Instructions to follow
Write the data out again, exactly as given.

Rows from a dataset:
○ ○ ○ ○
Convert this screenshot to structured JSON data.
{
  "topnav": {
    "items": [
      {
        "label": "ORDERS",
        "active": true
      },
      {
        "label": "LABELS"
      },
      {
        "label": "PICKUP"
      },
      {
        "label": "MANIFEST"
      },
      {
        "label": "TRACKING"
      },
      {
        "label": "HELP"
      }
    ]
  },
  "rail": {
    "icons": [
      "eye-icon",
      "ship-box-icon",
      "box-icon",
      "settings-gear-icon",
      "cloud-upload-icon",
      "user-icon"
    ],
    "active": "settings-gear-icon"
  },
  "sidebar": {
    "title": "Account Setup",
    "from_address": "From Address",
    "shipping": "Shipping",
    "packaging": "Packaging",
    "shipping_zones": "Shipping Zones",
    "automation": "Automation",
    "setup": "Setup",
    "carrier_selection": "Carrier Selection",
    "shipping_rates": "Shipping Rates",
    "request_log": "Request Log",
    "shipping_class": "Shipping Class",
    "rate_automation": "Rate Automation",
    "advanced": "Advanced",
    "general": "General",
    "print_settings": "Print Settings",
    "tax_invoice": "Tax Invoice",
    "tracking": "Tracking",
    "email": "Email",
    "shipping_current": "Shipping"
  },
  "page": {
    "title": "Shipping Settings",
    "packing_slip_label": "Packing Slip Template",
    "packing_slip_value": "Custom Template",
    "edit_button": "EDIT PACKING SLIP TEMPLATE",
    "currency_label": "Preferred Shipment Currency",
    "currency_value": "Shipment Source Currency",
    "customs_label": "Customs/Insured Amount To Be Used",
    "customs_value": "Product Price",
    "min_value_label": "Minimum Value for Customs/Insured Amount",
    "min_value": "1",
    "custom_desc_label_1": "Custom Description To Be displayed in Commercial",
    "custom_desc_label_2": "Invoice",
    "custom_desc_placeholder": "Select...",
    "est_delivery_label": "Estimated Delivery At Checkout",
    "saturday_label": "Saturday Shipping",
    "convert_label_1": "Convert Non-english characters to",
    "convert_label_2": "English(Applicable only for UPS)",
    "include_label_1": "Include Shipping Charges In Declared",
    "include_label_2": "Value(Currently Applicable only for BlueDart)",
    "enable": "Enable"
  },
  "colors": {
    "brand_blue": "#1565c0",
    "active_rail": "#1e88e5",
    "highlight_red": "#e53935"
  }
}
○ ○ ○ ○
The solution
Convert this screenshot to structured JSON data.
{
  "topnav": {
    "items": [
      {
        "label": "ORDERS",
        "active": true
      },
      {
        "label": "LABELS"
      },
      {
        "label": "PICKUP"
      },
      {
        "label": "MANIFEST"
      },
      {
        "label": "TRACKING"
      },
      {
        "label": "HELP"
      }
    ]
  },
  "rail": {
    "icons": [
      "eye-icon",
      "ship-box-icon",
      "box-icon",
      "settings-gear-icon",
      "cloud-upload-icon",
      "user-icon"
    ],
    "active": "settings-gear-icon"
  },
  "sidebar": {
    "title": "Account Setup",
    "from_address": "From Address",
    "shipping": "Shipping",
    "packaging": "Packaging",
    "shipping_zones": "Shipping Zones",
    "automation": "Automation",
    "setup": "Setup",
    "carrier_selection": "Carrier Selection",
    "shipping_rates": "Shipping Rates",
    "request_log": "Request Log",
    "shipping_class": "Shipping Class",
    "rate_automation": "Rate Automation",
    "advanced": "Advanced",
    "general": "General",
    "print_settings": "Print Settings",
    "tax_invoice": "Tax Invoice",
    "tracking": "Tracking",
    "email": "Email",
    "shipping_current": "Shipping"
  },
  "page": {
    "title": "Shipping Settings",
    "packing_slip_label": "Packing Slip Template",
    "packing_slip_value": "Custom Template",
    "edit_button": "EDIT PACKING SLIP TEMPLATE",
    "currency_label": "Preferred Shipment Currency",
    "currency_value": "Shipment Source Currency",
    "customs_label": "Customs/Insured Amount To Be Used",
    "customs_value": "Product Price",
    "min_value_label": "Minimum Value for Customs/Insured Amount",
    "min_value": "1",
    "custom_desc_label_1": "Custom Description To Be displayed in Commercial",
    "custom_desc_label_2": "Invoice",
    "custom_desc_placeholder": "Select...",
    "est_delivery_label": "Estimated Delivery At Checkout",
    "saturday_label": "Saturday Shipping",
    "convert_label_1": "Convert Non-english characters to",
    "convert_label_2": "English(Applicable only for UPS)",
    "include_label_1": "Include Shipping Charges In Declared",
    "include_label_2": "Value(Currently Applicable only for BlueDart)",
    "enable": "Enable"
  },
  "colors": {
    "brand_blue": "#1565c0",
    "active_rail": "#1e88e5",
    "highlight_red": "#e53935"
  }
}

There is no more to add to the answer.